[Extracted data entries]
──────

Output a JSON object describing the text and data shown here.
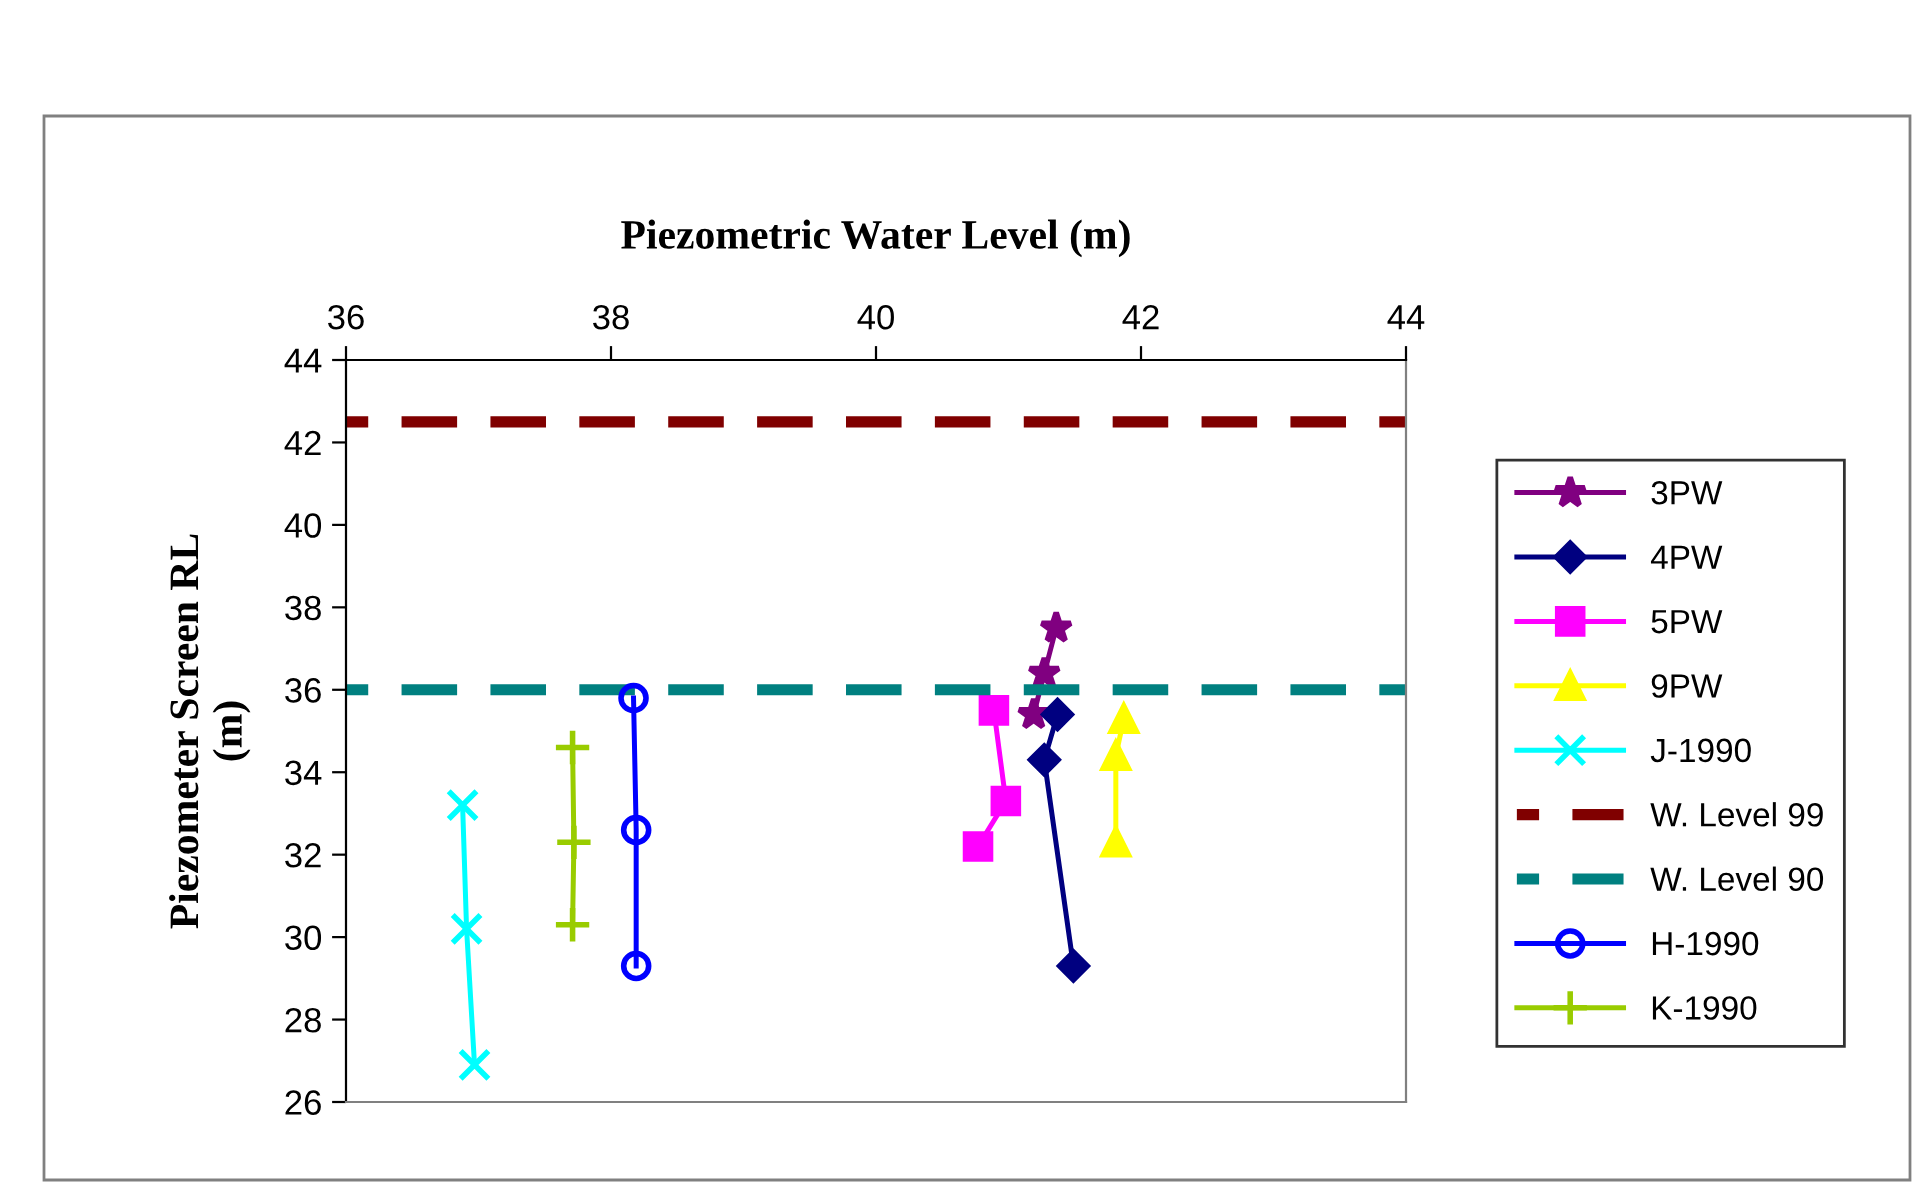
{
  "chart_data": {
    "type": "line",
    "xlabel": "Piezometric Water Level (m)",
    "ylabel": "Piezometer Screen RL\n(m)",
    "xlim": [
      36,
      44
    ],
    "xticks": [
      36,
      38,
      40,
      42,
      44
    ],
    "ylim": [
      26,
      44
    ],
    "yticks": [
      26,
      28,
      30,
      32,
      34,
      36,
      38,
      40,
      42,
      44
    ],
    "grid": false,
    "legend": "right",
    "line_style": "solid",
    "series": [
      {
        "name": "3PW",
        "color": "#800080",
        "marker": "star",
        "x": [
          41.36,
          41.27,
          41.19
        ],
        "values": [
          37.5,
          36.4,
          35.4
        ]
      },
      {
        "name": "4PW",
        "color": "#000080",
        "marker": "diamond",
        "x": [
          41.37,
          41.27,
          41.49
        ],
        "values": [
          35.4,
          34.3,
          29.3
        ]
      },
      {
        "name": "5PW",
        "color": "#ff00ff",
        "marker": "square",
        "x": [
          40.89,
          40.98,
          40.77
        ],
        "values": [
          35.5,
          33.3,
          32.2
        ]
      },
      {
        "name": "9PW",
        "color": "#ffff00",
        "marker": "triangle",
        "x": [
          41.87,
          41.81,
          41.81
        ],
        "values": [
          35.3,
          34.4,
          32.3
        ]
      },
      {
        "name": "J-1990",
        "color": "#00ffff",
        "marker": "cross",
        "x": [
          36.88,
          36.91,
          36.97
        ],
        "values": [
          33.2,
          30.2,
          26.9
        ]
      },
      {
        "name": "W. Level 99",
        "color": "#800000",
        "marker": "none",
        "line_style": "dashed",
        "x": [
          36,
          44
        ],
        "values": [
          42.5,
          42.5
        ]
      },
      {
        "name": "W. Level 90",
        "color": "#008080",
        "marker": "none",
        "line_style": "dashed",
        "x": [
          36,
          44
        ],
        "values": [
          36,
          36
        ]
      },
      {
        "name": "H-1990",
        "color": "#0000ff",
        "marker": "circle",
        "x": [
          38.17,
          38.19,
          38.19
        ],
        "values": [
          35.8,
          32.6,
          29.3
        ]
      },
      {
        "name": "K-1990",
        "color": "#99cc00",
        "marker": "plus",
        "x": [
          37.71,
          37.72,
          37.71
        ],
        "values": [
          34.6,
          32.3,
          30.3
        ]
      }
    ]
  }
}
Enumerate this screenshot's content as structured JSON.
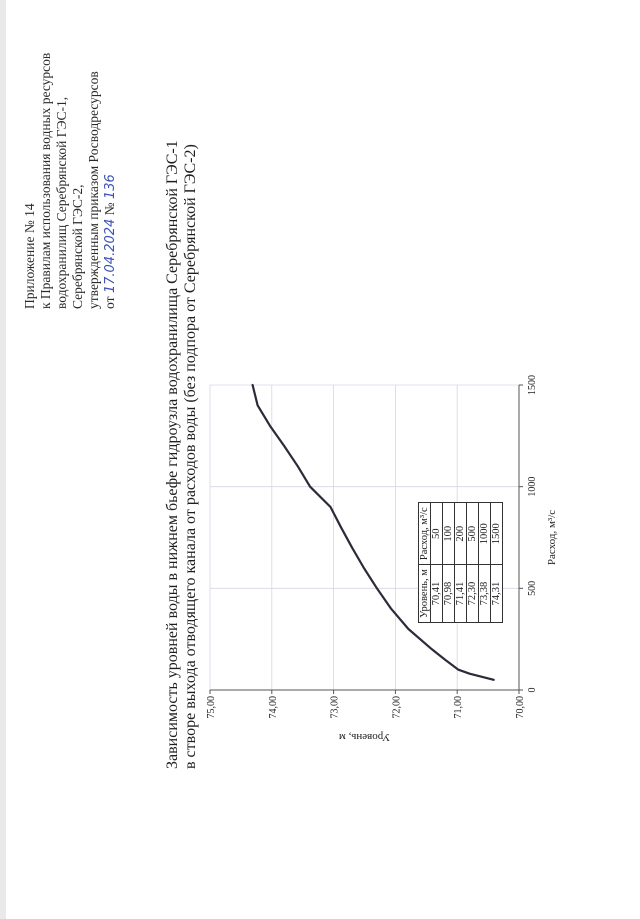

──────

_WHAT YOU WILL DO:_ Set down the material exactly, every line of it, except for the pictures.

_SOLUTION:_
Output a JSON object describing the text and data shown here.
{
  "chart_data": {
    "type": "line",
    "xlabel": "Piezometric Water Level (m)",
    "ylabel": "Piezometer Screen RL\n(m)",
    "xlim": [
      36,
      44
    ],
    "xticks": [
      36,
      38,
      40,
      42,
      44
    ],
    "ylim": [
      26,
      44
    ],
    "yticks": [
      26,
      28,
      30,
      32,
      34,
      36,
      38,
      40,
      42,
      44
    ],
    "grid": false,
    "legend": "right",
    "line_style": "solid",
    "series": [
      {
        "name": "3PW",
        "color": "#800080",
        "marker": "star",
        "x": [
          41.36,
          41.27,
          41.19
        ],
        "values": [
          37.5,
          36.4,
          35.4
        ]
      },
      {
        "name": "4PW",
        "color": "#000080",
        "marker": "diamond",
        "x": [
          41.37,
          41.27,
          41.49
        ],
        "values": [
          35.4,
          34.3,
          29.3
        ]
      },
      {
        "name": "5PW",
        "color": "#ff00ff",
        "marker": "square",
        "x": [
          40.89,
          40.98,
          40.77
        ],
        "values": [
          35.5,
          33.3,
          32.2
        ]
      },
      {
        "name": "9PW",
        "color": "#ffff00",
        "marker": "triangle",
        "x": [
          41.87,
          41.81,
          41.81
        ],
        "values": [
          35.3,
          34.4,
          32.3
        ]
      },
      {
        "name": "J-1990",
        "color": "#00ffff",
        "marker": "cross",
        "x": [
          36.88,
          36.91,
          36.97
        ],
        "values": [
          33.2,
          30.2,
          26.9
        ]
      },
      {
        "name": "W. Level 99",
        "color": "#800000",
        "marker": "none",
        "line_style": "dashed",
        "x": [
          36,
          44
        ],
        "values": [
          42.5,
          42.5
        ]
      },
      {
        "name": "W. Level 90",
        "color": "#008080",
        "marker": "none",
        "line_style": "dashed",
        "x": [
          36,
          44
        ],
        "values": [
          36,
          36
        ]
      },
      {
        "name": "H-1990",
        "color": "#0000ff",
        "marker": "circle",
        "x": [
          38.17,
          38.19,
          38.19
        ],
        "values": [
          35.8,
          32.6,
          29.3
        ]
      },
      {
        "name": "K-1990",
        "color": "#99cc00",
        "marker": "plus",
        "x": [
          37.71,
          37.72,
          37.71
        ],
        "values": [
          34.6,
          32.3,
          30.3
        ]
      }
    ]
  }
}
Enumerate this screenshot's content as structured JSON.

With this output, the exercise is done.